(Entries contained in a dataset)
--- START ---

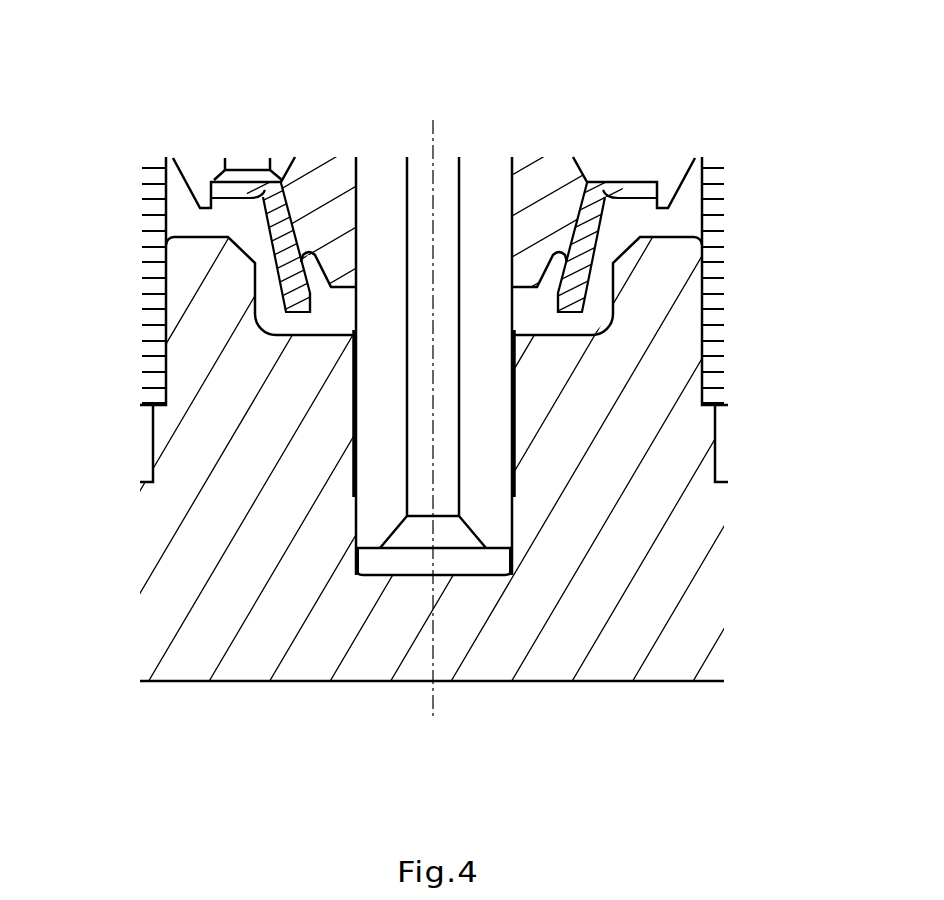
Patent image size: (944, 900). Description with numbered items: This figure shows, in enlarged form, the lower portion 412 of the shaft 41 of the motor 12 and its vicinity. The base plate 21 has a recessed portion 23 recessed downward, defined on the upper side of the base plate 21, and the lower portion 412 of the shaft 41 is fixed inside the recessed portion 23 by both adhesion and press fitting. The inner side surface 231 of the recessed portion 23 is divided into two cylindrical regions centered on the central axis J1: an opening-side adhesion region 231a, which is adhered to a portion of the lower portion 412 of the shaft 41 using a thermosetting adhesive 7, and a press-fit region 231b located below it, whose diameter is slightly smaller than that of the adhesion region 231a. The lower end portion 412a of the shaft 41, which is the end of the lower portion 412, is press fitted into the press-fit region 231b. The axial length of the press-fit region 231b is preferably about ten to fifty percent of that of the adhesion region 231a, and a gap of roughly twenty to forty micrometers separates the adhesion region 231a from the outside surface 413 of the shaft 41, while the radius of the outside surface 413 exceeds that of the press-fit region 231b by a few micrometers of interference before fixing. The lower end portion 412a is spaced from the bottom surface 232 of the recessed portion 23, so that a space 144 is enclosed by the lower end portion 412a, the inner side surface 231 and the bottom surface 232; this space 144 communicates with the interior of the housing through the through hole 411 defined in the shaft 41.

The motor 12 is at (198, 97).
The base plate 21 is at (263, 640).
The recessed portion 23 is at (357, 343).
The thermosetting adhesive 7 is at (352, 437).
The inner side surface 231 is at (357, 510).
The adhesion region 231a is at (357, 390).
The press-fit region 231b is at (358, 528).
The bottom surface 232 is at (440, 565).
The space 144 is at (475, 570).
The shaft 41 is at (490, 212).
The through hole 411 is at (448, 200).
The lower portion 412 is at (612, 183).
The lower end portion 412a is at (500, 532).
The outside surface 413 is at (681, 182).
The central axis J1 is at (435, 128).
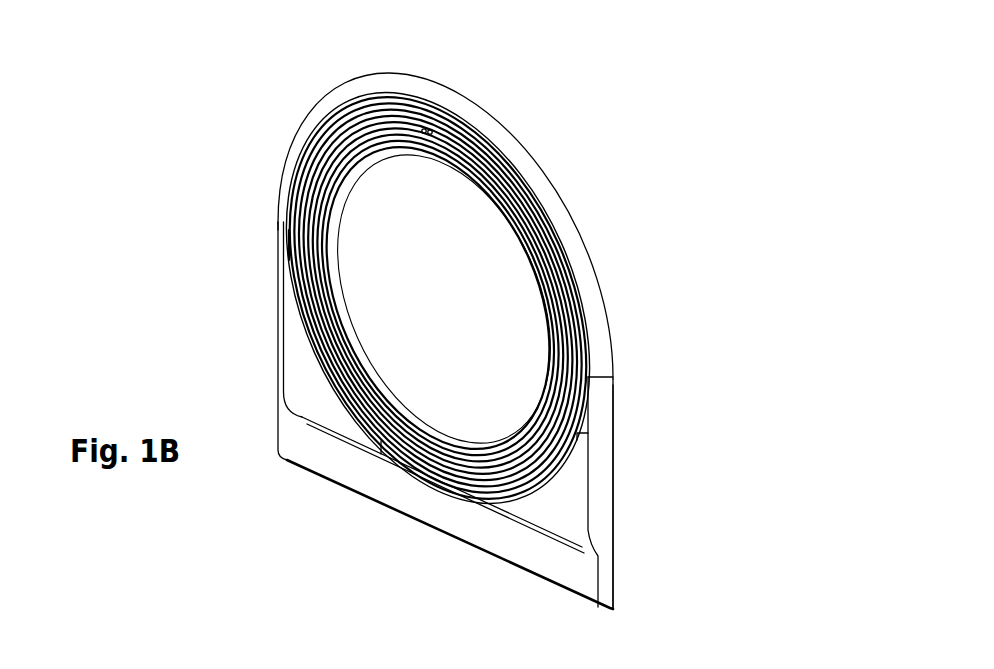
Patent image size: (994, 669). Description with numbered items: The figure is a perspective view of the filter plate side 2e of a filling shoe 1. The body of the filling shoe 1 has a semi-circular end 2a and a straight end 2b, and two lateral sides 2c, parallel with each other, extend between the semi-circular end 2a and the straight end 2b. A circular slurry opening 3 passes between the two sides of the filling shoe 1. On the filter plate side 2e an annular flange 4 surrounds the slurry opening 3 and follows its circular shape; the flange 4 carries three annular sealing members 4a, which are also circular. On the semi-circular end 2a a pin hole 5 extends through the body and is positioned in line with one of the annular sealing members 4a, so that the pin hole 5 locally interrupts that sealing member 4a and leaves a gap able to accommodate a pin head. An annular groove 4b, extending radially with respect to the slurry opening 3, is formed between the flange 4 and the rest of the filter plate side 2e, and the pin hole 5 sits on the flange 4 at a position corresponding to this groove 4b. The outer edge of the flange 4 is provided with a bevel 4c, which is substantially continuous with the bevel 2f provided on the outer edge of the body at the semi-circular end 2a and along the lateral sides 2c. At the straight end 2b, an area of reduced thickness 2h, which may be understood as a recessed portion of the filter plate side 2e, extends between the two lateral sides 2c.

The filling shoe 1 is at (206, 180).
The semi-circular end 2a is at (363, 72).
The straight end 2b is at (417, 520).
The lateral sides 2c is at (278, 328).
The filter plate side 2e is at (300, 384).
The bevel 2f is at (318, 115).
The area of reduced thickness 2h is at (360, 472).
The slurry opening 3 is at (510, 273).
The annular flange 4 is at (580, 428).
The annular sealing members 4a is at (288, 249).
The annular groove 4b is at (538, 210).
The bevel 4c is at (500, 164).
The pin hole 5 is at (433, 127).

--- END ---

- Problem requirements
Reproduce every entry above word for word, leaving out the pictures.

- Exercise answer
Patent image size: (944, 900). Description with numbered items: This figure shows, in enlarged form, the lower portion 412 of the shaft 41 of the motor 12 and its vicinity. The base plate 21 has a recessed portion 23 recessed downward, defined on the upper side of the base plate 21, and the lower portion 412 of the shaft 41 is fixed inside the recessed portion 23 by both adhesion and press fitting. The inner side surface 231 of the recessed portion 23 is divided into two cylindrical regions centered on the central axis J1: an opening-side adhesion region 231a, which is adhered to a portion of the lower portion 412 of the shaft 41 using a thermosetting adhesive 7, and a press-fit region 231b located below it, whose diameter is slightly smaller than that of the adhesion region 231a. The lower end portion 412a of the shaft 41, which is the end of the lower portion 412, is press fitted into the press-fit region 231b. The axial length of the press-fit region 231b is preferably about ten to fifty percent of that of the adhesion region 231a, and a gap of roughly twenty to forty micrometers separates the adhesion region 231a from the outside surface 413 of the shaft 41, while the radius of the outside surface 413 exceeds that of the press-fit region 231b by a few micrometers of interference before fixing. The lower end portion 412a is spaced from the bottom surface 232 of the recessed portion 23, so that a space 144 is enclosed by the lower end portion 412a, the inner side surface 231 and the bottom surface 232; this space 144 communicates with the interior of the housing through the through hole 411 defined in the shaft 41.

The motor 12 is at (198, 97).
The base plate 21 is at (263, 640).
The recessed portion 23 is at (357, 343).
The thermosetting adhesive 7 is at (352, 437).
The inner side surface 231 is at (357, 510).
The adhesion region 231a is at (357, 390).
The press-fit region 231b is at (358, 528).
The bottom surface 232 is at (440, 565).
The space 144 is at (475, 570).
The shaft 41 is at (490, 212).
The through hole 411 is at (448, 200).
The lower portion 412 is at (612, 183).
The lower end portion 412a is at (500, 532).
The outside surface 413 is at (681, 182).
The central axis J1 is at (435, 128).
Patent image size: (994, 669). Description with numbered items: The figure is a perspective view of the filter plate side 2e of a filling shoe 1. The body of the filling shoe 1 has a semi-circular end 2a and a straight end 2b, and two lateral sides 2c, parallel with each other, extend between the semi-circular end 2a and the straight end 2b. A circular slurry opening 3 passes between the two sides of the filling shoe 1. On the filter plate side 2e an annular flange 4 surrounds the slurry opening 3 and follows its circular shape; the flange 4 carries three annular sealing members 4a, which are also circular. On the semi-circular end 2a a pin hole 5 extends through the body and is positioned in line with one of the annular sealing members 4a, so that the pin hole 5 locally interrupts that sealing member 4a and leaves a gap able to accommodate a pin head. An annular groove 4b, extending radially with respect to the slurry opening 3, is formed between the flange 4 and the rest of the filter plate side 2e, and the pin hole 5 sits on the flange 4 at a position corresponding to this groove 4b. The outer edge of the flange 4 is provided with a bevel 4c, which is substantially continuous with the bevel 2f provided on the outer edge of the body at the semi-circular end 2a and along the lateral sides 2c. At the straight end 2b, an area of reduced thickness 2h, which may be understood as a recessed portion of the filter plate side 2e, extends between the two lateral sides 2c.

The filling shoe 1 is at (206, 180).
The semi-circular end 2a is at (363, 72).
The straight end 2b is at (417, 520).
The lateral sides 2c is at (278, 328).
The filter plate side 2e is at (300, 384).
The bevel 2f is at (318, 115).
The area of reduced thickness 2h is at (360, 472).
The slurry opening 3 is at (510, 273).
The annular flange 4 is at (580, 428).
The annular sealing members 4a is at (288, 249).
The annular groove 4b is at (538, 210).
The bevel 4c is at (500, 164).
The pin hole 5 is at (433, 127).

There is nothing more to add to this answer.